Figure content listings
◇ ◇ ◇ ◇ ◇

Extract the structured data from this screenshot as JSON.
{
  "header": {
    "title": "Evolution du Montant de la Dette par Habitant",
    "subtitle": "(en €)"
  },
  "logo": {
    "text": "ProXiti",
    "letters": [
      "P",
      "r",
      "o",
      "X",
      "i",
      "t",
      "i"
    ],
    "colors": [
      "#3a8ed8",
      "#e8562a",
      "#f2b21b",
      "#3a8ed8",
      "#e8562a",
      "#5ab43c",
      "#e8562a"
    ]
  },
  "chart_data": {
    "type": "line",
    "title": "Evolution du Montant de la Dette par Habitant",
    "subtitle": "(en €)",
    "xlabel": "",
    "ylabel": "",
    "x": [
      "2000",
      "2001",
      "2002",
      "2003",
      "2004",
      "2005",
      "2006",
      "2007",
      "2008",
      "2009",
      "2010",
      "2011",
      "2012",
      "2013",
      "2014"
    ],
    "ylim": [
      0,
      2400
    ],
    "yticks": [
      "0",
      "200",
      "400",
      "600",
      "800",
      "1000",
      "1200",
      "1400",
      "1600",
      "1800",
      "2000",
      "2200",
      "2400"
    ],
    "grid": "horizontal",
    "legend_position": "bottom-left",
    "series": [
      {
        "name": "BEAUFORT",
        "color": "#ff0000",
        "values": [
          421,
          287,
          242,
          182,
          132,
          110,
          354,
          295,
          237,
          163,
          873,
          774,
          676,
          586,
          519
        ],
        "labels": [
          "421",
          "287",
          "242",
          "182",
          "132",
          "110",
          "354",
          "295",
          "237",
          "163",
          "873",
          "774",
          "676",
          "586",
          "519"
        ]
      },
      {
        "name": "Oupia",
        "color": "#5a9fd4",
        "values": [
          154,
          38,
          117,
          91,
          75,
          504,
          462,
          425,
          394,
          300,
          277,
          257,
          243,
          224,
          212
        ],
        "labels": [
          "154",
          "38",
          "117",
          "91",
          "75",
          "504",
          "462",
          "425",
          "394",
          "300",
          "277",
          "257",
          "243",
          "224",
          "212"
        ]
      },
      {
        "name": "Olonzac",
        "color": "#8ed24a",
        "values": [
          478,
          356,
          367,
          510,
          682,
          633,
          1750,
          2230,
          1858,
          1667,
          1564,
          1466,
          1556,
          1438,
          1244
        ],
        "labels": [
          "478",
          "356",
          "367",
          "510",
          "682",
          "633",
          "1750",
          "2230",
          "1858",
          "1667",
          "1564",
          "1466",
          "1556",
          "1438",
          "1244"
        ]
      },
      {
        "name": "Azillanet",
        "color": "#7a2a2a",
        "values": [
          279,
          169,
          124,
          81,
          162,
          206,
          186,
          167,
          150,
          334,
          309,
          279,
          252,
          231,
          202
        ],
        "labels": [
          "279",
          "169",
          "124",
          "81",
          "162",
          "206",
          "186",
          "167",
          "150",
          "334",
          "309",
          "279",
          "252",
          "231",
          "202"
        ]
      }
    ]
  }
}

◇ ◇ ◇ ◇ ◇

## Task requirements
Write out all records exactly, keeping every detail.

## Solution for this exercise
Extract the structured data from this screenshot as JSON.
{
  "header": {
    "title": "Evolution du Montant de la Dette par Habitant",
    "subtitle": "(en €)"
  },
  "logo": {
    "text": "ProXiti",
    "letters": [
      "P",
      "r",
      "o",
      "X",
      "i",
      "t",
      "i"
    ],
    "colors": [
      "#3a8ed8",
      "#e8562a",
      "#f2b21b",
      "#3a8ed8",
      "#e8562a",
      "#5ab43c",
      "#e8562a"
    ]
  },
  "chart_data": {
    "type": "line",
    "title": "Evolution du Montant de la Dette par Habitant",
    "subtitle": "(en €)",
    "xlabel": "",
    "ylabel": "",
    "x": [
      "2000",
      "2001",
      "2002",
      "2003",
      "2004",
      "2005",
      "2006",
      "2007",
      "2008",
      "2009",
      "2010",
      "2011",
      "2012",
      "2013",
      "2014"
    ],
    "ylim": [
      0,
      2400
    ],
    "yticks": [
      "0",
      "200",
      "400",
      "600",
      "800",
      "1000",
      "1200",
      "1400",
      "1600",
      "1800",
      "2000",
      "2200",
      "2400"
    ],
    "grid": "horizontal",
    "legend_position": "bottom-left",
    "series": [
      {
        "name": "BEAUFORT",
        "color": "#ff0000",
        "values": [
          421,
          287,
          242,
          182,
          132,
          110,
          354,
          295,
          237,
          163,
          873,
          774,
          676,
          586,
          519
        ],
        "labels": [
          "421",
          "287",
          "242",
          "182",
          "132",
          "110",
          "354",
          "295",
          "237",
          "163",
          "873",
          "774",
          "676",
          "586",
          "519"
        ]
      },
      {
        "name": "Oupia",
        "color": "#5a9fd4",
        "values": [
          154,
          38,
          117,
          91,
          75,
          504,
          462,
          425,
          394,
          300,
          277,
          257,
          243,
          224,
          212
        ],
        "labels": [
          "154",
          "38",
          "117",
          "91",
          "75",
          "504",
          "462",
          "425",
          "394",
          "300",
          "277",
          "257",
          "243",
          "224",
          "212"
        ]
      },
      {
        "name": "Olonzac",
        "color": "#8ed24a",
        "values": [
          478,
          356,
          367,
          510,
          682,
          633,
          1750,
          2230,
          1858,
          1667,
          1564,
          1466,
          1556,
          1438,
          1244
        ],
        "labels": [
          "478",
          "356",
          "367",
          "510",
          "682",
          "633",
          "1750",
          "2230",
          "1858",
          "1667",
          "1564",
          "1466",
          "1556",
          "1438",
          "1244"
        ]
      },
      {
        "name": "Azillanet",
        "color": "#7a2a2a",
        "values": [
          279,
          169,
          124,
          81,
          162,
          206,
          186,
          167,
          150,
          334,
          309,
          279,
          252,
          231,
          202
        ],
        "labels": [
          "279",
          "169",
          "124",
          "81",
          "162",
          "206",
          "186",
          "167",
          "150",
          "334",
          "309",
          "279",
          "252",
          "231",
          "202"
        ]
      }
    ]
  }
}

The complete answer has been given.